**WHAT THE TASK ASKS:**
Pull every line containing "name" out of the material below.

**GIVEN RECORDS:**
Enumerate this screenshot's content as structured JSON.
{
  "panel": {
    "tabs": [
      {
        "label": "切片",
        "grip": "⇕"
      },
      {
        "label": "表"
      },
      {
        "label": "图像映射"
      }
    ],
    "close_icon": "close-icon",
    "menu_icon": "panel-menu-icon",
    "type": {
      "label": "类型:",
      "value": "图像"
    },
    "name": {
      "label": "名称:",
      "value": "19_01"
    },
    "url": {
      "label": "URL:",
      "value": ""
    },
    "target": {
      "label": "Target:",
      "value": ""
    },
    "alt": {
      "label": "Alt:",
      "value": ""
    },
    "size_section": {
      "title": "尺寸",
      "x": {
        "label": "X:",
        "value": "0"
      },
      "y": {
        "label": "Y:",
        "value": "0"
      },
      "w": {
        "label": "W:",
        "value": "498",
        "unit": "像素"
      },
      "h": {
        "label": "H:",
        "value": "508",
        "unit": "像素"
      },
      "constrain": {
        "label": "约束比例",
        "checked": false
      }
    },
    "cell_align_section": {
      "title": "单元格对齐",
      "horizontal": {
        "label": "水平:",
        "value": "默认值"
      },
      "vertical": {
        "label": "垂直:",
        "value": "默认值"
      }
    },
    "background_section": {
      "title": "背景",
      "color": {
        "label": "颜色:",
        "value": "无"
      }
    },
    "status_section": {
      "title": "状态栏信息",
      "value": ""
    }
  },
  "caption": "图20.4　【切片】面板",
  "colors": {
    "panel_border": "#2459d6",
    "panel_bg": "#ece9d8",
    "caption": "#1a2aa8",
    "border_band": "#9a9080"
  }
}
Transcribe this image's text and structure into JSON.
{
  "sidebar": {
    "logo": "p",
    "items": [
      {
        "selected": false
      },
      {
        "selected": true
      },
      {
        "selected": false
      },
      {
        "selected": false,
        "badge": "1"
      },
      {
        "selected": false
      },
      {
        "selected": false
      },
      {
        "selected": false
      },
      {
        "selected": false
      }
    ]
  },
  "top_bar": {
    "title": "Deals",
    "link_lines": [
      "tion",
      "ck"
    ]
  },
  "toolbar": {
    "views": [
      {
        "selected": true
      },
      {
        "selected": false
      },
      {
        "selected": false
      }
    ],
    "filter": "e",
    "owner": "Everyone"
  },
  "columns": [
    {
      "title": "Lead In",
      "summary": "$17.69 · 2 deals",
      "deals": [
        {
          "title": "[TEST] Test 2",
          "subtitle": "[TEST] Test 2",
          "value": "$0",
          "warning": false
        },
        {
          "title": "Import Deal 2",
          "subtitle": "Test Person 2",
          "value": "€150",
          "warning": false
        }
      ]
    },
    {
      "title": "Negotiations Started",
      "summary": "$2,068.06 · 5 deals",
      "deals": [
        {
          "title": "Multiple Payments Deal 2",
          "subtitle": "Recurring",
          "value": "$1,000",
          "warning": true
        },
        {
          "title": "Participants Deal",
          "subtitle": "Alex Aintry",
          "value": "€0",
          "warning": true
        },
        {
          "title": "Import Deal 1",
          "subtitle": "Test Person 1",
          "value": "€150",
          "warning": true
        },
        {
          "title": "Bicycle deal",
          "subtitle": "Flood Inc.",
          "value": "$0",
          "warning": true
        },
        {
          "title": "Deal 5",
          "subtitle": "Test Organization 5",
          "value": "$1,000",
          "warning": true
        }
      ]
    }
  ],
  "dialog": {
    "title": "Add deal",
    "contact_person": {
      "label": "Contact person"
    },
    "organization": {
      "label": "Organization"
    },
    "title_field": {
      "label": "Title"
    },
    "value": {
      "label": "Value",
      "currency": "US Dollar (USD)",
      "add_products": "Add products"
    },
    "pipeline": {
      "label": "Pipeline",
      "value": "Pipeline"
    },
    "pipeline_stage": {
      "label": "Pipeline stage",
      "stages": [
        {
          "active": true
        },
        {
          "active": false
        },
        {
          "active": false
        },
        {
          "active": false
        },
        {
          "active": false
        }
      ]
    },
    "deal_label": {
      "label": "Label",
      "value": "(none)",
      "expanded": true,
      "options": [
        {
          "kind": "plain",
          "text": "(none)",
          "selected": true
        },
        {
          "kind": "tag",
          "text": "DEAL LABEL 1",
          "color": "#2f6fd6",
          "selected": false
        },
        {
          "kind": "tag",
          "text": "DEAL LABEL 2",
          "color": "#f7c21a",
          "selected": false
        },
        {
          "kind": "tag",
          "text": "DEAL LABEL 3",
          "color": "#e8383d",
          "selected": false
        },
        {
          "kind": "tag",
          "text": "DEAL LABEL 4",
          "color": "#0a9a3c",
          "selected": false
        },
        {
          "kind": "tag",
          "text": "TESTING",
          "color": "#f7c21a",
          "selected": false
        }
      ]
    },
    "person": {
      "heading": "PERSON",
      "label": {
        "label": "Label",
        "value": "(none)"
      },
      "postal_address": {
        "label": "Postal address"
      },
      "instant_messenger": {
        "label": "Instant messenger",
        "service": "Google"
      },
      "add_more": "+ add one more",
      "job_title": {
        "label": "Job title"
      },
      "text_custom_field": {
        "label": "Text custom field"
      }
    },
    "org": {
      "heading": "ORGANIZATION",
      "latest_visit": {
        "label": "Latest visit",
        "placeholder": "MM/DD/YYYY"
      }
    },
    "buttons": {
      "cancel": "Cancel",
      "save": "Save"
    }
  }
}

...

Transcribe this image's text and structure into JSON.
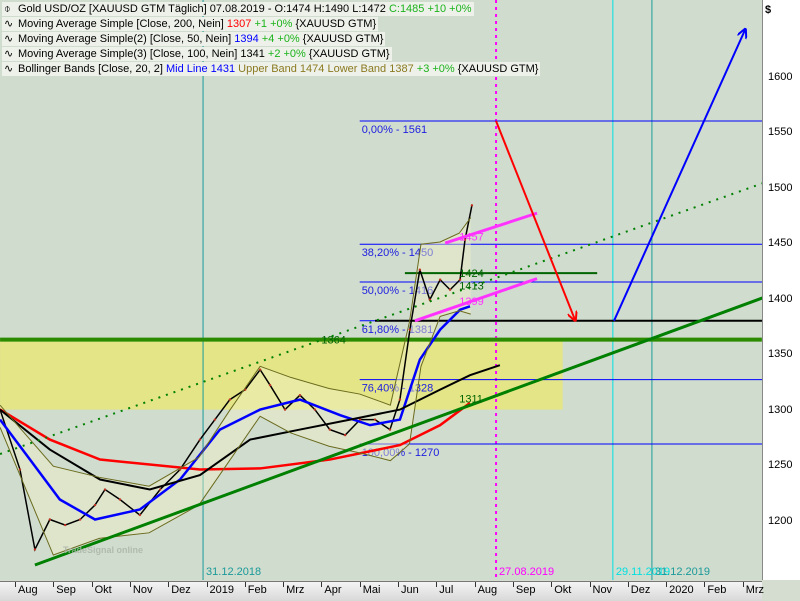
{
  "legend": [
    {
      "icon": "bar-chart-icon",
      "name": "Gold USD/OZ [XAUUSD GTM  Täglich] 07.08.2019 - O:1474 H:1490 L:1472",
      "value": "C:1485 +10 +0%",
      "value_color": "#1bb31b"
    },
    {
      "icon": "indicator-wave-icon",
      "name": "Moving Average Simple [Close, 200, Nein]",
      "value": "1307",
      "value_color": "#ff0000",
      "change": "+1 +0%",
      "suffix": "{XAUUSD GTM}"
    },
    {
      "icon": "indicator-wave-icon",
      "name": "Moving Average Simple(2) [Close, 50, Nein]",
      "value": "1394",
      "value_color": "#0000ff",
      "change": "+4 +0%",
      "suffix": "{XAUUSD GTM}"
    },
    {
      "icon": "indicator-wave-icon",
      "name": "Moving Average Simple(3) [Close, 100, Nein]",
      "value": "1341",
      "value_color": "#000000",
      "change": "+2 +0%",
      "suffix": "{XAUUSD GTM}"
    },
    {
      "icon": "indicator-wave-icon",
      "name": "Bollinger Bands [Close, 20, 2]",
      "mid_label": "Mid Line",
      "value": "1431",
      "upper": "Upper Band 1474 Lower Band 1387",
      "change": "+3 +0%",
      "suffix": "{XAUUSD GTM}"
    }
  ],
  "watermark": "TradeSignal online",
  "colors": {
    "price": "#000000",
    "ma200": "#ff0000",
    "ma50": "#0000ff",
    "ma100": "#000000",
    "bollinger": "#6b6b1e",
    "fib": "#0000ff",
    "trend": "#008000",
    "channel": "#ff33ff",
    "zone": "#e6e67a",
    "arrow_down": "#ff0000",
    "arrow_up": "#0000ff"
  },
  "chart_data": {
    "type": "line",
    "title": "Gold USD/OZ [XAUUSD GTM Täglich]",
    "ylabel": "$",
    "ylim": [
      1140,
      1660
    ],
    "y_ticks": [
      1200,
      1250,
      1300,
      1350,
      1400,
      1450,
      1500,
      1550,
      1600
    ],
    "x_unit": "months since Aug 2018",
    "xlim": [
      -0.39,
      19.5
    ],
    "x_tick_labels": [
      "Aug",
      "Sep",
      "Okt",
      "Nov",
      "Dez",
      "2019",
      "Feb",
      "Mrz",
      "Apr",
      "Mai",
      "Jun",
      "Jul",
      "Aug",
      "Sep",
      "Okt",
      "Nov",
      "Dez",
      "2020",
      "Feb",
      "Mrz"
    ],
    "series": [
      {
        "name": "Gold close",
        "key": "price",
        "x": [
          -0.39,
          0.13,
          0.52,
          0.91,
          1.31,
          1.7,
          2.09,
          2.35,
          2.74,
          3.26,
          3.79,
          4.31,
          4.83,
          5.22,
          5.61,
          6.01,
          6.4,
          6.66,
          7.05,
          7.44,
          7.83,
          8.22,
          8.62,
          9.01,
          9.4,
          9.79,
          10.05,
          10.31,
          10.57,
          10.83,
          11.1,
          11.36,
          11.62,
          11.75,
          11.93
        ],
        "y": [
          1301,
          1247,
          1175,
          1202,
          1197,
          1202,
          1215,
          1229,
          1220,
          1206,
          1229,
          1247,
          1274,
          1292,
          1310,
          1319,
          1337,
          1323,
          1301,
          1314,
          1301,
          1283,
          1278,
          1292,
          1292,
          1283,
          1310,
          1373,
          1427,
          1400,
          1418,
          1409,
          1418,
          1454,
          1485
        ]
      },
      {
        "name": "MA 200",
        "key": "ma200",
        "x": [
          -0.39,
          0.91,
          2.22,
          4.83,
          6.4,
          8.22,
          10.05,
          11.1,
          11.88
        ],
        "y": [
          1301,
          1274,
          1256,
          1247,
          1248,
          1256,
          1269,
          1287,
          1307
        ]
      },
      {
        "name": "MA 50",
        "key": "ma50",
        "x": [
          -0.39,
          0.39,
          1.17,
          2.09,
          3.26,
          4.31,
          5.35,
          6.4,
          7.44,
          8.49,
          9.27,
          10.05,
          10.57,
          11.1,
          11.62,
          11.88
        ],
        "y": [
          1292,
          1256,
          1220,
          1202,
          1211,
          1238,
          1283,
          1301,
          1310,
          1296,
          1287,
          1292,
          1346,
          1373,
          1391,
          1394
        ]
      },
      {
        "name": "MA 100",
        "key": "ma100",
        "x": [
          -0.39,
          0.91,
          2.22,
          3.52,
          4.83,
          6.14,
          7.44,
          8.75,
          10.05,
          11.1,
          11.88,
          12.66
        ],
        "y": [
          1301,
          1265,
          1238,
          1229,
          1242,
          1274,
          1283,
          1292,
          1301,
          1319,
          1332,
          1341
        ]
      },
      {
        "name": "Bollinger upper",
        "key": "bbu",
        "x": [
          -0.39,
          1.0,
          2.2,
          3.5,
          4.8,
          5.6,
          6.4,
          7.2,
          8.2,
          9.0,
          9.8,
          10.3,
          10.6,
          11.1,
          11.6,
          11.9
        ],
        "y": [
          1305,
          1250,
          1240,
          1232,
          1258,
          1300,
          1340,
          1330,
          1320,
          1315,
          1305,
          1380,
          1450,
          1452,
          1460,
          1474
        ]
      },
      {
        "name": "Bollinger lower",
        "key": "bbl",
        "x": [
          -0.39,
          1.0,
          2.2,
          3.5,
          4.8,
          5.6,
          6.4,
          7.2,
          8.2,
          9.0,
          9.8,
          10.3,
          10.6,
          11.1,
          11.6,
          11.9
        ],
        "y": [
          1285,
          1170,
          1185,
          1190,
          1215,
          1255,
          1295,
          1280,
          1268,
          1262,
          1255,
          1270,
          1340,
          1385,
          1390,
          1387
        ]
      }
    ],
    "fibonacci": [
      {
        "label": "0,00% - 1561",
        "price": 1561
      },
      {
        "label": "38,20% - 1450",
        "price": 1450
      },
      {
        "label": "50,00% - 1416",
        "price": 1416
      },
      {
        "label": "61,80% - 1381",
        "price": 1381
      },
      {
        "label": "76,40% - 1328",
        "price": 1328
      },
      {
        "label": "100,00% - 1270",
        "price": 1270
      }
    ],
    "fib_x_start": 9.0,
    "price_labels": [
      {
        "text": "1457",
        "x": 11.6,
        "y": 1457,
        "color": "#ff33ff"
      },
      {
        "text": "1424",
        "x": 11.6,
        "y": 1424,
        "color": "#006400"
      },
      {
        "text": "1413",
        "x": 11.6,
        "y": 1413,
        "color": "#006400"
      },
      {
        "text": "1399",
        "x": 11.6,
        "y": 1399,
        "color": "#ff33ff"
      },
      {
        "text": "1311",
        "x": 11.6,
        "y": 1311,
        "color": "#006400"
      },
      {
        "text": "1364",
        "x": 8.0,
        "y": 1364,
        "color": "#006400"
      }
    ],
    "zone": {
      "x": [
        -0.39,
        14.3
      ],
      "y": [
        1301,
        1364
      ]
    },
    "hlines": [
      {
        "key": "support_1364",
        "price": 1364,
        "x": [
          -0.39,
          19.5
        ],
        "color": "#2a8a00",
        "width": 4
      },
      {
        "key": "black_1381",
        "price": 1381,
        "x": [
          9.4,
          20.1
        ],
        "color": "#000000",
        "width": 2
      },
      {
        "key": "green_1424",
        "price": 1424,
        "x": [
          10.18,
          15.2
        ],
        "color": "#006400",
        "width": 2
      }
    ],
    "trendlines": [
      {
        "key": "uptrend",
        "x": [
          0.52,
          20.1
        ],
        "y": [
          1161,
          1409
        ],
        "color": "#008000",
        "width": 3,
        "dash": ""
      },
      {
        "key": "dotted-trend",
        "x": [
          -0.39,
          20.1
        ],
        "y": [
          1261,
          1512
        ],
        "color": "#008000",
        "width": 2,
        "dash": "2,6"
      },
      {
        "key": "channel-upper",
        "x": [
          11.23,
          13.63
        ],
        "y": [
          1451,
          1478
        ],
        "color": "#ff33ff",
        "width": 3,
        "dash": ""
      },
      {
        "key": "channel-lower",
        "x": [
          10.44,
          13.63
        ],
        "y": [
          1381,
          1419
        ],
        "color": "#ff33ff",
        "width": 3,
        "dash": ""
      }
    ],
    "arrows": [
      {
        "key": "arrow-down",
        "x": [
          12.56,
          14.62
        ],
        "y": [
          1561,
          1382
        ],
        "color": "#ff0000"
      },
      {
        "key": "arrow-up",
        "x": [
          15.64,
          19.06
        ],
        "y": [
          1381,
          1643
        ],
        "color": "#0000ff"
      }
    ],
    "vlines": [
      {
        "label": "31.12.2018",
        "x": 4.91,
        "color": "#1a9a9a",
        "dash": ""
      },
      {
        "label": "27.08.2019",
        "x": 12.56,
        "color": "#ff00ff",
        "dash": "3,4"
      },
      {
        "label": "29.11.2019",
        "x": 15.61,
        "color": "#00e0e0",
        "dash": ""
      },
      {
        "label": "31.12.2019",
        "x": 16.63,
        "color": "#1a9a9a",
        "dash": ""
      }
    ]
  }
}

**THE SOLUTION:**
    "name": {
      "name": "Gold USD/OZ [XAUUSD GTM  Täglich] 07.08.2019 - O:1474 H:1490 L:1472",
      "name": "Moving Average Simple [Close, 200, Nein]",
      "name": "Moving Average Simple(2) [Close, 50, Nein]",
      "name": "Moving Average Simple(3) [Close, 100, Nein]",
      "name": "Bollinger Bands [Close, 20, 2]",
        "name": "Gold close",
        "name": "MA 200",
        "name": "MA 50",
        "name": "MA 100",
        "name": "Bollinger upper",
        "name": "Bollinger lower",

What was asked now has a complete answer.